Work required:
Word for word, print each line of the listing below; pictures stay out.

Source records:
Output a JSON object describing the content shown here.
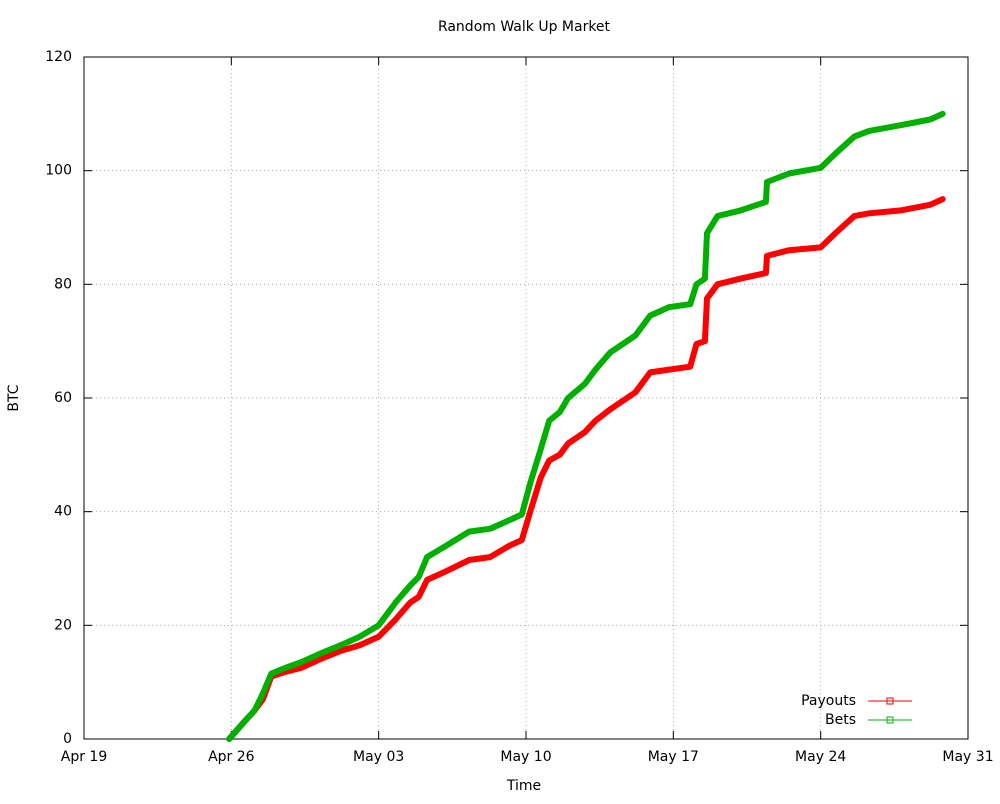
{
  "chart_data": {
    "type": "line",
    "title": "Random Walk Up Market",
    "xlabel": "Time",
    "ylabel": "BTC",
    "x": [
      6.9,
      7.6,
      8.1,
      8.5,
      8.9,
      9.55,
      10.3,
      11.2,
      12.2,
      13.1,
      14.0,
      14.8,
      15.5,
      15.9,
      16.3,
      17.2,
      18.3,
      19.3,
      20.2,
      20.8,
      21.2,
      21.7,
      22.1,
      22.6,
      23.0,
      23.8,
      24.3,
      25.0,
      26.2,
      26.9,
      27.8,
      28.8,
      29.1,
      29.5,
      29.6,
      30.1,
      31.2,
      32.4,
      32.45,
      33.5,
      35.0,
      35.7,
      36.6,
      37.3,
      38.8,
      40.2,
      40.8
    ],
    "series": [
      {
        "name": "Payouts",
        "color": "#ff0000",
        "values": [
          0,
          3,
          5,
          7,
          11,
          11.8,
          12.5,
          14,
          15.5,
          16.5,
          18,
          21,
          24,
          25,
          28,
          29.5,
          31.5,
          32,
          34,
          35,
          40,
          46,
          49,
          50,
          52,
          54,
          56,
          58,
          61,
          64.5,
          65,
          65.5,
          69.5,
          70,
          77.5,
          80,
          81,
          82,
          85,
          86,
          86.5,
          89,
          92,
          92.5,
          93,
          94,
          95
        ]
      },
      {
        "name": "Bets",
        "color": "#00b000",
        "values": [
          0,
          3,
          5,
          8,
          11.5,
          12.5,
          13.5,
          15,
          16.5,
          18,
          20,
          24,
          27,
          28.5,
          32,
          34,
          36.5,
          37,
          38.5,
          39.5,
          45,
          51,
          56,
          57.5,
          60,
          62.5,
          65,
          68,
          71,
          74.5,
          76,
          76.5,
          80,
          81,
          89,
          92,
          93,
          94.5,
          98,
          99.5,
          100.5,
          103,
          106,
          107,
          108,
          109,
          110
        ]
      }
    ],
    "xlim": [
      0,
      42
    ],
    "xticks": [
      {
        "value": 0,
        "label": "Apr 19"
      },
      {
        "value": 7,
        "label": "Apr 26"
      },
      {
        "value": 14,
        "label": "May 03"
      },
      {
        "value": 21,
        "label": "May 10"
      },
      {
        "value": 28,
        "label": "May 17"
      },
      {
        "value": 35,
        "label": "May 24"
      },
      {
        "value": 42,
        "label": "May 31"
      }
    ],
    "ylim": [
      0,
      120
    ],
    "yticks": [
      0,
      20,
      40,
      60,
      80,
      100,
      120
    ],
    "grid": true,
    "legend": "lower right"
  }
}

Solution to this task:
Output a JSON object describing the content shown here.
{
  "chart_data": {
    "type": "line",
    "title": "Random Walk Up Market",
    "xlabel": "Time",
    "ylabel": "BTC",
    "x": [
      6.9,
      7.6,
      8.1,
      8.5,
      8.9,
      9.55,
      10.3,
      11.2,
      12.2,
      13.1,
      14.0,
      14.8,
      15.5,
      15.9,
      16.3,
      17.2,
      18.3,
      19.3,
      20.2,
      20.8,
      21.2,
      21.7,
      22.1,
      22.6,
      23.0,
      23.8,
      24.3,
      25.0,
      26.2,
      26.9,
      27.8,
      28.8,
      29.1,
      29.5,
      29.6,
      30.1,
      31.2,
      32.4,
      32.45,
      33.5,
      35.0,
      35.7,
      36.6,
      37.3,
      38.8,
      40.2,
      40.8
    ],
    "series": [
      {
        "name": "Payouts",
        "color": "#ff0000",
        "values": [
          0,
          3,
          5,
          7,
          11,
          11.8,
          12.5,
          14,
          15.5,
          16.5,
          18,
          21,
          24,
          25,
          28,
          29.5,
          31.5,
          32,
          34,
          35,
          40,
          46,
          49,
          50,
          52,
          54,
          56,
          58,
          61,
          64.5,
          65,
          65.5,
          69.5,
          70,
          77.5,
          80,
          81,
          82,
          85,
          86,
          86.5,
          89,
          92,
          92.5,
          93,
          94,
          95
        ]
      },
      {
        "name": "Bets",
        "color": "#00b000",
        "values": [
          0,
          3,
          5,
          8,
          11.5,
          12.5,
          13.5,
          15,
          16.5,
          18,
          20,
          24,
          27,
          28.5,
          32,
          34,
          36.5,
          37,
          38.5,
          39.5,
          45,
          51,
          56,
          57.5,
          60,
          62.5,
          65,
          68,
          71,
          74.5,
          76,
          76.5,
          80,
          81,
          89,
          92,
          93,
          94.5,
          98,
          99.5,
          100.5,
          103,
          106,
          107,
          108,
          109,
          110
        ]
      }
    ],
    "xlim": [
      0,
      42
    ],
    "xticks": [
      {
        "value": 0,
        "label": "Apr 19"
      },
      {
        "value": 7,
        "label": "Apr 26"
      },
      {
        "value": 14,
        "label": "May 03"
      },
      {
        "value": 21,
        "label": "May 10"
      },
      {
        "value": 28,
        "label": "May 17"
      },
      {
        "value": 35,
        "label": "May 24"
      },
      {
        "value": 42,
        "label": "May 31"
      }
    ],
    "ylim": [
      0,
      120
    ],
    "yticks": [
      0,
      20,
      40,
      60,
      80,
      100,
      120
    ],
    "grid": true,
    "legend": "lower right"
  }
}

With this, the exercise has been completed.